## Task to complete
In the uveitis treatment text, copy the passage between "Current treatment includes" and "corticosteroid intravitreal implant.", inclusive, replacing "third-line option" with "third-line treatment".

## Text shown

+ + +

Current treatment includes corticosteroids (systemic or local injection or implant) as first-line treatment and immunosuppressive drugs (such as methotrexate, mycophenolate mofetil, ciclosporin, tacrolimus and azathioprine) as second-line treatment for uveitis unresponsive to corticosteroids or which recurs on steroid tapering. Tumour necrosis factor (TNF)-alpha inhibitors are considered a third-line option. The majority of these treatments are not currently licensed. The technologies assessed in this study were adalimumab (ADA) (Humira®; AbbVie Ltd, Maidenhead, UK), a monoclonal antibody TNF-alpha inhibitor, and dexamethasone (DEX) (Ozurdex®; Allergan Ltd, Marlow, UK), a corticosteroid intravitreal implant.

Aims

The aims of this study were to:

  • evaluate the clinical effectiveness and safety of ADA (via subcutaneous injections) and a DEX intravitreal implant within their marketing authorisations for non-infectious intermediate uveitis, posterior uveitis or panuveitis in adults

  • estimate the incremental cost-effectiveness of ADA and a DEX intravitreal implant for non-infectious intermediate uveitis, posterior uveitis or panuveitis compared with each other and current treatment

  • estimate the expected overall cost of ADA and DEX treatment in England

  • identify areas for primary research.

Methods

Searches of nine databases to June/October 2016 including MEDLINE, EMBASE, Cochrane Database of Systematic Reviews (CDSR), Database of Abstracts of Reviews of Effects (DARE) and Cumulative Index to Nursing and Allied Health Literature (CINAHL) identified randomised controlled trials (RCTs) of ADA, DEX implants and relevant comparators. Study quality was assessed using the Cochrane risk-of-bias tool. Results were synthesised using narrative synthesis. The use of a network meta-analysis (NMA) was explored.

Searches were undertaken for existing cost-effectiveness studies in non-infectious uveitis. A de novo Markov model was developed by the Assessment Group (AG) to assess the cost-effectiveness of DEX and ADA, each compared with (limited) current practice, from a NHS and Personal Social Services (PSS) perspective over a lifetime horizon. The two interventions were not compared directly as they are often used in different patient scenarios and, when comparison would be clinically appropriate, there was insufficient trial evidence. The cost-effectiveness of ADA was assessed separately for active and inactive uveitis and the cost-effectiveness of DEX was assessed only for active uveitis. The model included five health states: (1) treatment: no permanent blindness, (2) treatment failure: no permanent blindness, (3) permanent blindness, (4) remission and (5) death. Effectiveness was modelled using EuroQol-5 Dimensions (EQ-5D) utility data from the ADA trials and by regression analysis, mapping scores from the 25-item Visual Function Questionnaire (VFQ-25) reported within the DEX trial to EQ-5D utilities. Health-related quality of life (HRQoL) (VFQ-25 or EQ-5D) could be improved by a reduction in inflammation, improvements in vision or a reduction in adverse events (AEs). Treatment may reduce the risk of permanent damage to the eye, resulting in a decreased risk of legal blindness. Given the uncertainties around the comparators and long-term outcomes, substantial exploratory and sensitivity analyses were undertaken.

+ + +

## Dataset content
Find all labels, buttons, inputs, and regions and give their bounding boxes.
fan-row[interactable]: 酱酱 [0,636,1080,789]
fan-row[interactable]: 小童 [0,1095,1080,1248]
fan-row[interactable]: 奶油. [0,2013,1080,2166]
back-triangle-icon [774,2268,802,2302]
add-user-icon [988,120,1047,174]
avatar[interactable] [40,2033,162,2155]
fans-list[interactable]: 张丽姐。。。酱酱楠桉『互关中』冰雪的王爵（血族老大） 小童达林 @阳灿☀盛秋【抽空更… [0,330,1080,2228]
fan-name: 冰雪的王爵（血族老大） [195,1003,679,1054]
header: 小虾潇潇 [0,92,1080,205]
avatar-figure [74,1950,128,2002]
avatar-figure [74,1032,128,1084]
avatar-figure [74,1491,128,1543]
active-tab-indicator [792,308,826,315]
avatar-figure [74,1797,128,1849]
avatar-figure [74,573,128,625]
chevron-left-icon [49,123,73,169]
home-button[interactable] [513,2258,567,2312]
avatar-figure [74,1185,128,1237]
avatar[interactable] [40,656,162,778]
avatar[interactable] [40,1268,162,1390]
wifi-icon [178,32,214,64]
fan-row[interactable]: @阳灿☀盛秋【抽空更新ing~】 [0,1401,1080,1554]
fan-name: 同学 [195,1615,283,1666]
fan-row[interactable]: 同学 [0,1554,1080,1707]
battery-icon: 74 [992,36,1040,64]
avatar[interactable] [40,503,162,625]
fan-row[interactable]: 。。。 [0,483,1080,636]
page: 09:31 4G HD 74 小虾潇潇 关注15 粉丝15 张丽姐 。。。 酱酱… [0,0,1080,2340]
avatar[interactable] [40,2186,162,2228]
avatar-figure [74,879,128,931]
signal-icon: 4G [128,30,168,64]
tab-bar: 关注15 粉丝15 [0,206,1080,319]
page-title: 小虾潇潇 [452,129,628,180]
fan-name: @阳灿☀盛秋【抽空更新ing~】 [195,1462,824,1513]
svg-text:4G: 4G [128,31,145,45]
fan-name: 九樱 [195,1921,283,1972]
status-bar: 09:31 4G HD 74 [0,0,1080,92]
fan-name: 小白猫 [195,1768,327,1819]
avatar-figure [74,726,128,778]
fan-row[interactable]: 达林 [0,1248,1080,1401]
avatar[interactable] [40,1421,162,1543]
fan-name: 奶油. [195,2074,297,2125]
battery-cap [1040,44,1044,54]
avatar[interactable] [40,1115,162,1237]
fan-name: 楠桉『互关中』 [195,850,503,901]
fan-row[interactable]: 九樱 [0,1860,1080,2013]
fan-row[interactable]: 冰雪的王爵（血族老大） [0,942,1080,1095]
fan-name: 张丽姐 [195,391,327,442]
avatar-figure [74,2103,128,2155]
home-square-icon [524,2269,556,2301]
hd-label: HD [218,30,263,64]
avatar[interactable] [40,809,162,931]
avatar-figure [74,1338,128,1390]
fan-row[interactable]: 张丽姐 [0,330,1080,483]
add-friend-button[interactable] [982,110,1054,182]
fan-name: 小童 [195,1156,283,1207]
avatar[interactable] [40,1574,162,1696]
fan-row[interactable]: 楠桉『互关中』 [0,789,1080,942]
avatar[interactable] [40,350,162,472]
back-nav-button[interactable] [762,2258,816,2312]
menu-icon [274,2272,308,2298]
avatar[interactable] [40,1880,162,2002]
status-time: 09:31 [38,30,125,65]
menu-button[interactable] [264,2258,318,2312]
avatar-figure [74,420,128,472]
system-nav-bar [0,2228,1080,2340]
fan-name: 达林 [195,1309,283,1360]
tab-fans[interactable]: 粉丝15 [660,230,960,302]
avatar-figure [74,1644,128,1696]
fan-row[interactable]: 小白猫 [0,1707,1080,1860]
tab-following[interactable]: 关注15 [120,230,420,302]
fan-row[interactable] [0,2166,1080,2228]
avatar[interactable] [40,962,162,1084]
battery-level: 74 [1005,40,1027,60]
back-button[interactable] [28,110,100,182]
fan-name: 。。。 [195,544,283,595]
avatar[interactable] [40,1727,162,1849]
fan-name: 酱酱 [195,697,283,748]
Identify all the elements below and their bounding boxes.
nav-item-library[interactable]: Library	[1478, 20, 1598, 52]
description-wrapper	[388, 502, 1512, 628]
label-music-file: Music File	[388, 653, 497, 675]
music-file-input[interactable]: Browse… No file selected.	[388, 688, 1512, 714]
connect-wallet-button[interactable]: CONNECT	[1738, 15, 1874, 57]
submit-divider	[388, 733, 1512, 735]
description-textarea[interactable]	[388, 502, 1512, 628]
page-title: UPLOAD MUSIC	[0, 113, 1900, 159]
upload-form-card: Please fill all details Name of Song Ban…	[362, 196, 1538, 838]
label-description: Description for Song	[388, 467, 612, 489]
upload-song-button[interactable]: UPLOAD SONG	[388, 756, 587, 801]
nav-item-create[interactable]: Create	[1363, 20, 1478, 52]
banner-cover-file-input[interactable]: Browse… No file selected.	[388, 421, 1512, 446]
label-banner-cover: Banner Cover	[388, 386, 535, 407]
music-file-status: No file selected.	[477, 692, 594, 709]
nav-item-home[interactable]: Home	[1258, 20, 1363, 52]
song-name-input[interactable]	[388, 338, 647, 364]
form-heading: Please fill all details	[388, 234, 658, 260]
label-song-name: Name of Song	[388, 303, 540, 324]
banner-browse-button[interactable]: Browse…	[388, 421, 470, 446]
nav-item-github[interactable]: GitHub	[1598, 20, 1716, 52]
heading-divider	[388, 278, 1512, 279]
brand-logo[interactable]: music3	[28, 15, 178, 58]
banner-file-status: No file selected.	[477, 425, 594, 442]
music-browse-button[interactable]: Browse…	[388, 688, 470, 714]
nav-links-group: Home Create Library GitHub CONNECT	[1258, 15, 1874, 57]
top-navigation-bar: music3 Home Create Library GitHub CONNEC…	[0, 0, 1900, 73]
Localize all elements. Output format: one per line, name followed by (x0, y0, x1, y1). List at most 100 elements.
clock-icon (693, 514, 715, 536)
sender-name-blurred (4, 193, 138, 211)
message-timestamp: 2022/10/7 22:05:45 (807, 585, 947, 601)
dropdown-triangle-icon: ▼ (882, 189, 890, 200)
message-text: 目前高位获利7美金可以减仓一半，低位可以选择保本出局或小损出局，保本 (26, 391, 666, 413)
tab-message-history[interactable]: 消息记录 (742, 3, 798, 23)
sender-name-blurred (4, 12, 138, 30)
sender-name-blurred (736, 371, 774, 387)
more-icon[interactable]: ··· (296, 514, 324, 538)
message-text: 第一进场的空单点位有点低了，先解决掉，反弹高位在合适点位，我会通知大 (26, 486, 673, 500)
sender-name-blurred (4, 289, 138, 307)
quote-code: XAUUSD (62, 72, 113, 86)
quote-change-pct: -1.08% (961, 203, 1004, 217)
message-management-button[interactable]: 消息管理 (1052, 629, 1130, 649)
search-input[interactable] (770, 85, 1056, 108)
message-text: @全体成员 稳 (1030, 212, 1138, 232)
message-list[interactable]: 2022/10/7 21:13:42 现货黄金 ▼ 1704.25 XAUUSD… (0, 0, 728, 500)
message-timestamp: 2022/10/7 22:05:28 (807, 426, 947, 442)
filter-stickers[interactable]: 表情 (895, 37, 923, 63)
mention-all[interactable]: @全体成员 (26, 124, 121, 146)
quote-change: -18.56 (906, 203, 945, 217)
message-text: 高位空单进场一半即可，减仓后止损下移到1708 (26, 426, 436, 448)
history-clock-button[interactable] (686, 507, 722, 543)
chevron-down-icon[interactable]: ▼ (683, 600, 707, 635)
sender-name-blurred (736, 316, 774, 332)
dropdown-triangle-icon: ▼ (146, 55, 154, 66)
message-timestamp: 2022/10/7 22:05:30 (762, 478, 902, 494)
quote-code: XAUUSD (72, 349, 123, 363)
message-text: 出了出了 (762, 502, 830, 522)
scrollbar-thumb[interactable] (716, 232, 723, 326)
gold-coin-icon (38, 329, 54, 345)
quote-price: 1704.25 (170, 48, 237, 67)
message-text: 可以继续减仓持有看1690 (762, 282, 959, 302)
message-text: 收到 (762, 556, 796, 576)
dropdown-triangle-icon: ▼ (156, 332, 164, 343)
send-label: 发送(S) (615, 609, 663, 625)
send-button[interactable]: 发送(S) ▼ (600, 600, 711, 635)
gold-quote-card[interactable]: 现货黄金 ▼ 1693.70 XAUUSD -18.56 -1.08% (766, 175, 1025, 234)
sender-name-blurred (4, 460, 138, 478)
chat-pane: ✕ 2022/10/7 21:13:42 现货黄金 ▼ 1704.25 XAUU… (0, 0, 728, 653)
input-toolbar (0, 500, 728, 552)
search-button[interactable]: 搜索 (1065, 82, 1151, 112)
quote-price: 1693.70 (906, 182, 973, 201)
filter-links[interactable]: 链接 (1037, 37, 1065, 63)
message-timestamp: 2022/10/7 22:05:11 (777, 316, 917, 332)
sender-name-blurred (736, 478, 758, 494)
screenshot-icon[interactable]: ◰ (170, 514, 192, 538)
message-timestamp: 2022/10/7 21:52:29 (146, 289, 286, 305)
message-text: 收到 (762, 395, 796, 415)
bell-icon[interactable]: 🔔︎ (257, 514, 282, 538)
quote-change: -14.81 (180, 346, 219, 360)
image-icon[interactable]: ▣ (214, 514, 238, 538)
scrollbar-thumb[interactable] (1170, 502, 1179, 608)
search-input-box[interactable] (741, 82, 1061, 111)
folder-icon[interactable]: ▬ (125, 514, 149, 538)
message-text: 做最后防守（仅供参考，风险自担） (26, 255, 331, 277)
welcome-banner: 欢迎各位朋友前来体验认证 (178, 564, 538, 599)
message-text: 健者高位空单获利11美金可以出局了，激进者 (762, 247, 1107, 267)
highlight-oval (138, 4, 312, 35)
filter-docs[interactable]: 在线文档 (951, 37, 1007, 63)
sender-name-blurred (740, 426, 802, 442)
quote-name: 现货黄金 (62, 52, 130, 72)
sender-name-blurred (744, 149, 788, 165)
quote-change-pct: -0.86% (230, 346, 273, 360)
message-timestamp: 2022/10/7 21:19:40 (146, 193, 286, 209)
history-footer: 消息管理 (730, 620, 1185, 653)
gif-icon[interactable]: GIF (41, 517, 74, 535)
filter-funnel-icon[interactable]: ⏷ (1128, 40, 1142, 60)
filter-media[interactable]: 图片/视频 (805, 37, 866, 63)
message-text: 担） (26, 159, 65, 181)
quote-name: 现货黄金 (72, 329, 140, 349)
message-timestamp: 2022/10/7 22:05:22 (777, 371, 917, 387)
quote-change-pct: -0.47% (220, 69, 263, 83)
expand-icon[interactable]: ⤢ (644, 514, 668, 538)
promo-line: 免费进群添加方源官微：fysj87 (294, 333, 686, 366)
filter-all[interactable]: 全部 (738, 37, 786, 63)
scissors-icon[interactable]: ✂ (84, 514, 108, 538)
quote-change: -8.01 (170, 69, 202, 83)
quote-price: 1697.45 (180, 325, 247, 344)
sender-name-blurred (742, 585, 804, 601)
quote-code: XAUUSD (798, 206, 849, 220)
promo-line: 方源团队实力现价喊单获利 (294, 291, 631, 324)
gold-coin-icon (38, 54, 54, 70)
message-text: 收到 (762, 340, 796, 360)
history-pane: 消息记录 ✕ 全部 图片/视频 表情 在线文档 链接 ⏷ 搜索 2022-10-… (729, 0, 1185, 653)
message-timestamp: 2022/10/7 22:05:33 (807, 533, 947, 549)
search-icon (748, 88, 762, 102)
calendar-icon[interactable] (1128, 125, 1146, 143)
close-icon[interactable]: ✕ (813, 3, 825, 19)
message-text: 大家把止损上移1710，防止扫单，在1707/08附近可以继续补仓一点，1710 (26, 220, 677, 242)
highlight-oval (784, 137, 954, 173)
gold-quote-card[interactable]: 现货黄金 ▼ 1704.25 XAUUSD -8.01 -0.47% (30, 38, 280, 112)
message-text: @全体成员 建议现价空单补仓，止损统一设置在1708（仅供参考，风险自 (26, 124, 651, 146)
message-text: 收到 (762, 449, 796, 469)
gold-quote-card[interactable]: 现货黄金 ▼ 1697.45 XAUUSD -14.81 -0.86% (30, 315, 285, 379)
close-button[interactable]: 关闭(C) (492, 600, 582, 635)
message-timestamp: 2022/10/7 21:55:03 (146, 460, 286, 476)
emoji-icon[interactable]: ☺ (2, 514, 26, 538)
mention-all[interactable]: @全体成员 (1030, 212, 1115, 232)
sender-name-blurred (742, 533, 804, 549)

+ + +

## Solution below
Current treatment includes corticosteroids (systemic or local injection or implant) as first-line treatment and immunosuppressive drugs (such as methotrexate, mycophenolate mofetil, ciclosporin, tacrolimus and azathioprine) as second-line treatment for uveitis unresponsive to corticosteroids or which recurs on steroid tapering. Tumour necrosis factor (TNF)-alpha inhibitors are considered a third-line treatment. The majority of these treatments are not currently licensed. The technologies assessed in this study were adalimumab (ADA) (Humira®; AbbVie Ltd, Maidenhead, UK), a monoclonal antibody TNF-alpha inhibitor, and dexamethasone (DEX) (Ozurdex®; Allergan Ltd, Marlow, UK), a corticosteroid intravitreal implant.